◆ Direction: Copy out the data lines below word for word, leaving nothing out.

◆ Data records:
>> begin
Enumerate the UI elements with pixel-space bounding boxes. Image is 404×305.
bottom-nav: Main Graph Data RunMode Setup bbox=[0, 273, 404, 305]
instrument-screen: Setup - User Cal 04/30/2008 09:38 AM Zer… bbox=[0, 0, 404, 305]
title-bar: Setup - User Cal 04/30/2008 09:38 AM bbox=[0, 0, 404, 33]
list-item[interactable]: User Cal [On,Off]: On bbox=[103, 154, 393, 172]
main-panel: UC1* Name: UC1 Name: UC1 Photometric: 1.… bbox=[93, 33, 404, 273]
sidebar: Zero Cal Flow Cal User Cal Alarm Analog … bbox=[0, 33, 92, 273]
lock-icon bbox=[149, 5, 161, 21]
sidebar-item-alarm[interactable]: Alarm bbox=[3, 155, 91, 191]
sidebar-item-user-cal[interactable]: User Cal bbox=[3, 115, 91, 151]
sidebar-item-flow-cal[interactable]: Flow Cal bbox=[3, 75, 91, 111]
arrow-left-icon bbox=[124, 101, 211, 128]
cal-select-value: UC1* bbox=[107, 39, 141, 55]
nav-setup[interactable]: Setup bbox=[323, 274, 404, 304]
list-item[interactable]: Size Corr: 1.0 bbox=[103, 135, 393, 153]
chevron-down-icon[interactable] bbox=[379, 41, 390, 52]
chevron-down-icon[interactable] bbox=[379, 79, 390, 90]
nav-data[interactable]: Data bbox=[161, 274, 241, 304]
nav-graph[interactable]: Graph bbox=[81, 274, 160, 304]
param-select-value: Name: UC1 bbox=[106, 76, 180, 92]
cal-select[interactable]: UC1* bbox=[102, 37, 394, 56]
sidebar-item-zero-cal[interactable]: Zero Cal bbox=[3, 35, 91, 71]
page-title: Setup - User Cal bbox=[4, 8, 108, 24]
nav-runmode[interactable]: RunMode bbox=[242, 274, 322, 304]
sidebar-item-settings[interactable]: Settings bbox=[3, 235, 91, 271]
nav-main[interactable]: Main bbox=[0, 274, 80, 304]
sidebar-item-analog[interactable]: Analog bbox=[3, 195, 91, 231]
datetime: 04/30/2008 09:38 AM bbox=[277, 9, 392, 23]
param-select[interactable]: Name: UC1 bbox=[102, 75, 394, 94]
>> end
◆ Output for this exercise:
Enumerate the UI elements with pixel-space bounding boxes. Image is 404×305.
bottom-nav: Main Graph Data RunMode Setup bbox=[0, 273, 404, 305]
instrument-screen: Setup - User Cal 04/30/2008 09:38 AM Zer… bbox=[0, 0, 404, 305]
title-bar: Setup - User Cal 04/30/2008 09:38 AM bbox=[0, 0, 404, 33]
list-item[interactable]: User Cal [On,Off]: On bbox=[103, 154, 393, 172]
main-panel: UC1* Name: UC1 Name: UC1 Photometric: 1.… bbox=[93, 33, 404, 273]
sidebar: Zero Cal Flow Cal User Cal Alarm Analog … bbox=[0, 33, 92, 273]
lock-icon bbox=[149, 5, 161, 21]
sidebar-item-alarm[interactable]: Alarm bbox=[3, 155, 91, 191]
sidebar-item-user-cal[interactable]: User Cal bbox=[3, 115, 91, 151]
sidebar-item-flow-cal[interactable]: Flow Cal bbox=[3, 75, 91, 111]
arrow-left-icon bbox=[124, 101, 211, 128]
cal-select-value: UC1* bbox=[107, 39, 141, 55]
nav-setup[interactable]: Setup bbox=[323, 274, 404, 304]
list-item[interactable]: Size Corr: 1.0 bbox=[103, 135, 393, 153]
chevron-down-icon[interactable] bbox=[379, 41, 390, 52]
chevron-down-icon[interactable] bbox=[379, 79, 390, 90]
nav-data[interactable]: Data bbox=[161, 274, 241, 304]
nav-graph[interactable]: Graph bbox=[81, 274, 160, 304]
param-select-value: Name: UC1 bbox=[106, 76, 180, 92]
cal-select[interactable]: UC1* bbox=[102, 37, 394, 56]
sidebar-item-zero-cal[interactable]: Zero Cal bbox=[3, 35, 91, 71]
page-title: Setup - User Cal bbox=[4, 8, 108, 24]
nav-runmode[interactable]: RunMode bbox=[242, 274, 322, 304]
sidebar-item-settings[interactable]: Settings bbox=[3, 235, 91, 271]
nav-main[interactable]: Main bbox=[0, 274, 80, 304]
sidebar-item-analog[interactable]: Analog bbox=[3, 195, 91, 231]
datetime: 04/30/2008 09:38 AM bbox=[277, 9, 392, 23]
param-select[interactable]: Name: UC1 bbox=[102, 75, 394, 94]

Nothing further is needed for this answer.